Scan the records and identify every line in which the string "object" occurs, then return those lines.

= = = = = = =

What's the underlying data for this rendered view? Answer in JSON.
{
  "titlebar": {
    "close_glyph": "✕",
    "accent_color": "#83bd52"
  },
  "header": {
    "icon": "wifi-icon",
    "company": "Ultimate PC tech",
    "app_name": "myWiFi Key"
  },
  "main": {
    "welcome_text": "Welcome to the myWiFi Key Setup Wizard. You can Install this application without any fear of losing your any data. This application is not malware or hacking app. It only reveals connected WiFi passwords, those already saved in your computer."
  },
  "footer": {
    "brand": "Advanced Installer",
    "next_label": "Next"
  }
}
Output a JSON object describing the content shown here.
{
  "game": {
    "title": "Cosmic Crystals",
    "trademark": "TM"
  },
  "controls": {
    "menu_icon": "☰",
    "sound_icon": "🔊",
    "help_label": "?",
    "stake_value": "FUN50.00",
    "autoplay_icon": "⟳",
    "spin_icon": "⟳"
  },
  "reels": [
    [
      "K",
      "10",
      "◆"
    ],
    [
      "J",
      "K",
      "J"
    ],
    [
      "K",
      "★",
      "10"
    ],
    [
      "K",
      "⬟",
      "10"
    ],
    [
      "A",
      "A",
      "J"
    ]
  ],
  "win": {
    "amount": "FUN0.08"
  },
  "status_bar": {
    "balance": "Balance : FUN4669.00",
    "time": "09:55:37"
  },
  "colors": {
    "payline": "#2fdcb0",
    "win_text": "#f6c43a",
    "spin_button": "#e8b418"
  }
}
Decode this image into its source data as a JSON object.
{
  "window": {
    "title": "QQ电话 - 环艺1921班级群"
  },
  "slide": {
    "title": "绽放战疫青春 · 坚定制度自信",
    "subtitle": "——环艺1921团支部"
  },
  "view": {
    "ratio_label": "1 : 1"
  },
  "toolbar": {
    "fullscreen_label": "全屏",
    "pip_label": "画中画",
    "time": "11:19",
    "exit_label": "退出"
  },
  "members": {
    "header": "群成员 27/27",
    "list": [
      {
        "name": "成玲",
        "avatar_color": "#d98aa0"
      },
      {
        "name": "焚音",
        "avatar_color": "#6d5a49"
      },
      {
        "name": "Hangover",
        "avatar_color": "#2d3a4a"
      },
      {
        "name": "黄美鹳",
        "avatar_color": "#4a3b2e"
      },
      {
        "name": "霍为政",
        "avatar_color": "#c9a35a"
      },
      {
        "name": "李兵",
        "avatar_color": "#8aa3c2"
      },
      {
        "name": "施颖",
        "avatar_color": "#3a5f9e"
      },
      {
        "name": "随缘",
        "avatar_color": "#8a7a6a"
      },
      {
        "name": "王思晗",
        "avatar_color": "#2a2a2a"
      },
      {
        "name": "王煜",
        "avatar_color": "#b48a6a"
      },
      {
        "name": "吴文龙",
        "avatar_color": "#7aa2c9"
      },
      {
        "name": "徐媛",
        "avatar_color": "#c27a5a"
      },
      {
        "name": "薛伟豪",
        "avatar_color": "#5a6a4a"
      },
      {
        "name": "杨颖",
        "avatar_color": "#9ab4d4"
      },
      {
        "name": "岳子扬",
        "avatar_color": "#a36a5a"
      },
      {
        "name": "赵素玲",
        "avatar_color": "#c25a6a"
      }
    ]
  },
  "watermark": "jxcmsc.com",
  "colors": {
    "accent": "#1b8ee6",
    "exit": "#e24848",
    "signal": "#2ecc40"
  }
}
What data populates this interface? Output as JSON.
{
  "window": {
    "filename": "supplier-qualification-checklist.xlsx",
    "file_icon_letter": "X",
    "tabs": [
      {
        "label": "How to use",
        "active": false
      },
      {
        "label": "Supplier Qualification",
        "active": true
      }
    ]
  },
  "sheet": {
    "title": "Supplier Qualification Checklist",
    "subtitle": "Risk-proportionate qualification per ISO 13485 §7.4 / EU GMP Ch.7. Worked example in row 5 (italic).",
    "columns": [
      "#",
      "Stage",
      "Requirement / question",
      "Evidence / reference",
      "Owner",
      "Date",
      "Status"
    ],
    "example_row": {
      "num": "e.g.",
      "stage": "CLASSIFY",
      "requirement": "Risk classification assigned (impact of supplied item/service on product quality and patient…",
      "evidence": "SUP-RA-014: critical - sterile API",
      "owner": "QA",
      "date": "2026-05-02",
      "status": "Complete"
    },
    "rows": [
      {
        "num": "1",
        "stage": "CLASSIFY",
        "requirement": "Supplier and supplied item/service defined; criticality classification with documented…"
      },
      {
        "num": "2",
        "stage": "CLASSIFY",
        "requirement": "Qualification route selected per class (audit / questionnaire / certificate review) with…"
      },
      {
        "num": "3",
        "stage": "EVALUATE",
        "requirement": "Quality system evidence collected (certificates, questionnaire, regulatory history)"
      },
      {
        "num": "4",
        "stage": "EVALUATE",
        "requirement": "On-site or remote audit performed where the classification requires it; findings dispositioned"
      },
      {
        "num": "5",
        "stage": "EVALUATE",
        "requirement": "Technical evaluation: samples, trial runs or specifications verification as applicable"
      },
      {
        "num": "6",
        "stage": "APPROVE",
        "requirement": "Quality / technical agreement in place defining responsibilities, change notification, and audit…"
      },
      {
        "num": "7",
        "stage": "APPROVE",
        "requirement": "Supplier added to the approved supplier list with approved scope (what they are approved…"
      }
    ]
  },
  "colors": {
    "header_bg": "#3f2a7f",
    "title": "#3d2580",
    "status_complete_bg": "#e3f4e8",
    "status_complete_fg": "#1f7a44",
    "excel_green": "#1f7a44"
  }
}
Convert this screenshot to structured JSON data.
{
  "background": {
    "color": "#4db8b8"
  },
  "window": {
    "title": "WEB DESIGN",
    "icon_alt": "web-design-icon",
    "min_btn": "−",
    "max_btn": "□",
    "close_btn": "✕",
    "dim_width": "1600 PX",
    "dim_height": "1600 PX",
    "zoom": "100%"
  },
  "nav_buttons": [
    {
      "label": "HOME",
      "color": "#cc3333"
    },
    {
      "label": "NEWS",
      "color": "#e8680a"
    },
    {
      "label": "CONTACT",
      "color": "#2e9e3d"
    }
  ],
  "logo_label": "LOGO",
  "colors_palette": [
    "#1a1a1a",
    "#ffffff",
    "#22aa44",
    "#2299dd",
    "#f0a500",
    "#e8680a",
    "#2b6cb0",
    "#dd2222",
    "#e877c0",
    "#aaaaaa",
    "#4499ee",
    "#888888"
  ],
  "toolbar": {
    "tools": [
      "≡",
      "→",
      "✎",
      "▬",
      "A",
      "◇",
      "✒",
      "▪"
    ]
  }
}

= = = = = = =

### [Response]
Output a JSON object describing the content shown here.
Decode this image into its source data as a JSON object.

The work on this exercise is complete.